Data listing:
>>>

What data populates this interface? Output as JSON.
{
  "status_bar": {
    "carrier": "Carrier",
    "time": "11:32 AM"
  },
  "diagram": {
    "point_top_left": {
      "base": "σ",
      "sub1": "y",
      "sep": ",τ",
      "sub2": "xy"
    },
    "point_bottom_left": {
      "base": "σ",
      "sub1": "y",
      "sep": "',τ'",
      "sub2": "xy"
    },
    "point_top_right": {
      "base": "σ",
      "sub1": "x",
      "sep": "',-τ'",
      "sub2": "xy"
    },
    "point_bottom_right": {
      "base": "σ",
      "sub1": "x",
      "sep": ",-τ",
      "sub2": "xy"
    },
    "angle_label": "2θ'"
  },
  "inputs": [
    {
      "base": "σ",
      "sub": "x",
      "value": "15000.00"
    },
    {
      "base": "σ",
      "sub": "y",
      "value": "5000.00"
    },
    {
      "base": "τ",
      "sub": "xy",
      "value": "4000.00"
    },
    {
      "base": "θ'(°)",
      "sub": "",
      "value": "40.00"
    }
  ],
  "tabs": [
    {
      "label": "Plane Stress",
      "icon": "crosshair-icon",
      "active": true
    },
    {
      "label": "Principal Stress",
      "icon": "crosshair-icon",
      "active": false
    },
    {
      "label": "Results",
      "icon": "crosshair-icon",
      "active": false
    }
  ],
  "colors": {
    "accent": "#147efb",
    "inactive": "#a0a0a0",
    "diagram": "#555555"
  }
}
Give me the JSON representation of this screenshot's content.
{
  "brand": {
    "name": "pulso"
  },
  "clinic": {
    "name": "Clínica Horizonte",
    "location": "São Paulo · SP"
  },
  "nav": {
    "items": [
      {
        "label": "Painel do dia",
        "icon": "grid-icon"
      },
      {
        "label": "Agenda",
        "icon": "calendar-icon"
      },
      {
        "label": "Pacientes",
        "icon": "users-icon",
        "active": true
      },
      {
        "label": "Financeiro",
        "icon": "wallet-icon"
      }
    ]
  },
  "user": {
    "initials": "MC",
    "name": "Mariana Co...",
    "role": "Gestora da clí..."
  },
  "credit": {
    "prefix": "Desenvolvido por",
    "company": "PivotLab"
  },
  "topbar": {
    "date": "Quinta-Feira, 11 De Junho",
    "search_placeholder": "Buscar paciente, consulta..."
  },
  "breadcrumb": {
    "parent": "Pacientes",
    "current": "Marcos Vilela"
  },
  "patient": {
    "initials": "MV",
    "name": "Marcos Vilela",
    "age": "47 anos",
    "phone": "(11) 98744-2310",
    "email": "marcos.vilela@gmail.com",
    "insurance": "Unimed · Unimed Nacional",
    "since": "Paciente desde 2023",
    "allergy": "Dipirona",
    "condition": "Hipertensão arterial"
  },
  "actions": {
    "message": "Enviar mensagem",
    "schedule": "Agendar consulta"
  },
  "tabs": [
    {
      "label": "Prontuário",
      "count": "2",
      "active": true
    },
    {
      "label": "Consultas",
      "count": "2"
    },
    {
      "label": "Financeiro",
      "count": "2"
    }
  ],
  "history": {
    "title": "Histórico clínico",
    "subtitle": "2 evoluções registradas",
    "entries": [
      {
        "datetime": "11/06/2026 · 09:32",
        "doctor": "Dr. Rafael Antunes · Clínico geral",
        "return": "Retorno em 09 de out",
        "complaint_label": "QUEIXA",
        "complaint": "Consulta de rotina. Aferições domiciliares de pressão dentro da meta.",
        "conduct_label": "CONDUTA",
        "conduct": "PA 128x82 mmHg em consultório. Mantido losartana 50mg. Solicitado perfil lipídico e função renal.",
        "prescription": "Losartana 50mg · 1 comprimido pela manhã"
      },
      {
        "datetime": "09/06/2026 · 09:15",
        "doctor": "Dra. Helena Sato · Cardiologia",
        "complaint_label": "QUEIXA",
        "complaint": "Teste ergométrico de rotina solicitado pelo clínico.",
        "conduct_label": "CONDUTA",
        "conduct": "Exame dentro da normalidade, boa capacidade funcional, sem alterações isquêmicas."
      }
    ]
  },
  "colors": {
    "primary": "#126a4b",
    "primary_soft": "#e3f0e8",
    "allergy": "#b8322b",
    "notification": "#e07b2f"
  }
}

<<<

EXERCISE DIRECTIONS:
Reproduce the material verbatim, line by line.

EXERCISE ANSWER:
What data populates this interface? Output as JSON.
{
  "status_bar": {
    "carrier": "Carrier",
    "time": "11:32 AM"
  },
  "diagram": {
    "point_top_left": {
      "base": "σ",
      "sub1": "y",
      "sep": ",τ",
      "sub2": "xy"
    },
    "point_bottom_left": {
      "base": "σ",
      "sub1": "y",
      "sep": "',τ'",
      "sub2": "xy"
    },
    "point_top_right": {
      "base": "σ",
      "sub1": "x",
      "sep": "',-τ'",
      "sub2": "xy"
    },
    "point_bottom_right": {
      "base": "σ",
      "sub1": "x",
      "sep": ",-τ",
      "sub2": "xy"
    },
    "angle_label": "2θ'"
  },
  "inputs": [
    {
      "base": "σ",
      "sub": "x",
      "value": "15000.00"
    },
    {
      "base": "σ",
      "sub": "y",
      "value": "5000.00"
    },
    {
      "base": "τ",
      "sub": "xy",
      "value": "4000.00"
    },
    {
      "base": "θ'(°)",
      "sub": "",
      "value": "40.00"
    }
  ],
  "tabs": [
    {
      "label": "Plane Stress",
      "icon": "crosshair-icon",
      "active": true
    },
    {
      "label": "Principal Stress",
      "icon": "crosshair-icon",
      "active": false
    },
    {
      "label": "Results",
      "icon": "crosshair-icon",
      "active": false
    }
  ],
  "colors": {
    "accent": "#147efb",
    "inactive": "#a0a0a0",
    "diagram": "#555555"
  }
}
Give me the JSON representation of this screenshot's content.
{
  "brand": {
    "name": "pulso"
  },
  "clinic": {
    "name": "Clínica Horizonte",
    "location": "São Paulo · SP"
  },
  "nav": {
    "items": [
      {
        "label": "Painel do dia",
        "icon": "grid-icon"
      },
      {
        "label": "Agenda",
        "icon": "calendar-icon"
      },
      {
        "label": "Pacientes",
        "icon": "users-icon",
        "active": true
      },
      {
        "label": "Financeiro",
        "icon": "wallet-icon"
      }
    ]
  },
  "user": {
    "initials": "MC",
    "name": "Mariana Co...",
    "role": "Gestora da clí..."
  },
  "credit": {
    "prefix": "Desenvolvido por",
    "company": "PivotLab"
  },
  "topbar": {
    "date": "Quinta-Feira, 11 De Junho",
    "search_placeholder": "Buscar paciente, consulta..."
  },
  "breadcrumb": {
    "parent": "Pacientes",
    "current": "Marcos Vilela"
  },
  "patient": {
    "initials": "MV",
    "name": "Marcos Vilela",
    "age": "47 anos",
    "phone": "(11) 98744-2310",
    "email": "marcos.vilela@gmail.com",
    "insurance": "Unimed · Unimed Nacional",
    "since": "Paciente desde 2023",
    "allergy": "Dipirona",
    "condition": "Hipertensão arterial"
  },
  "actions": {
    "message": "Enviar mensagem",
    "schedule": "Agendar consulta"
  },
  "tabs": [
    {
      "label": "Prontuário",
      "count": "2",
      "active": true
    },
    {
      "label": "Consultas",
      "count": "2"
    },
    {
      "label": "Financeiro",
      "count": "2"
    }
  ],
  "history": {
    "title": "Histórico clínico",
    "subtitle": "2 evoluções registradas",
    "entries": [
      {
        "datetime": "11/06/2026 · 09:32",
        "doctor": "Dr. Rafael Antunes · Clínico geral",
        "return": "Retorno em 09 de out",
        "complaint_label": "QUEIXA",
        "complaint": "Consulta de rotina. Aferições domiciliares de pressão dentro da meta.",
        "conduct_label": "CONDUTA",
        "conduct": "PA 128x82 mmHg em consultório. Mantido losartana 50mg. Solicitado perfil lipídico e função renal.",
        "prescription": "Losartana 50mg · 1 comprimido pela manhã"
      },
      {
        "datetime": "09/06/2026 · 09:15",
        "doctor": "Dra. Helena Sato · Cardiologia",
        "complaint_label": "QUEIXA",
        "complaint": "Teste ergométrico de rotina solicitado pelo clínico.",
        "conduct_label": "CONDUTA",
        "conduct": "Exame dentro da normalidade, boa capacidade funcional, sem alterações isquêmicas."
      }
    ]
  },
  "colors": {
    "primary": "#126a4b",
    "primary_soft": "#e3f0e8",
    "allergy": "#b8322b",
    "notification": "#e07b2f"
  }
}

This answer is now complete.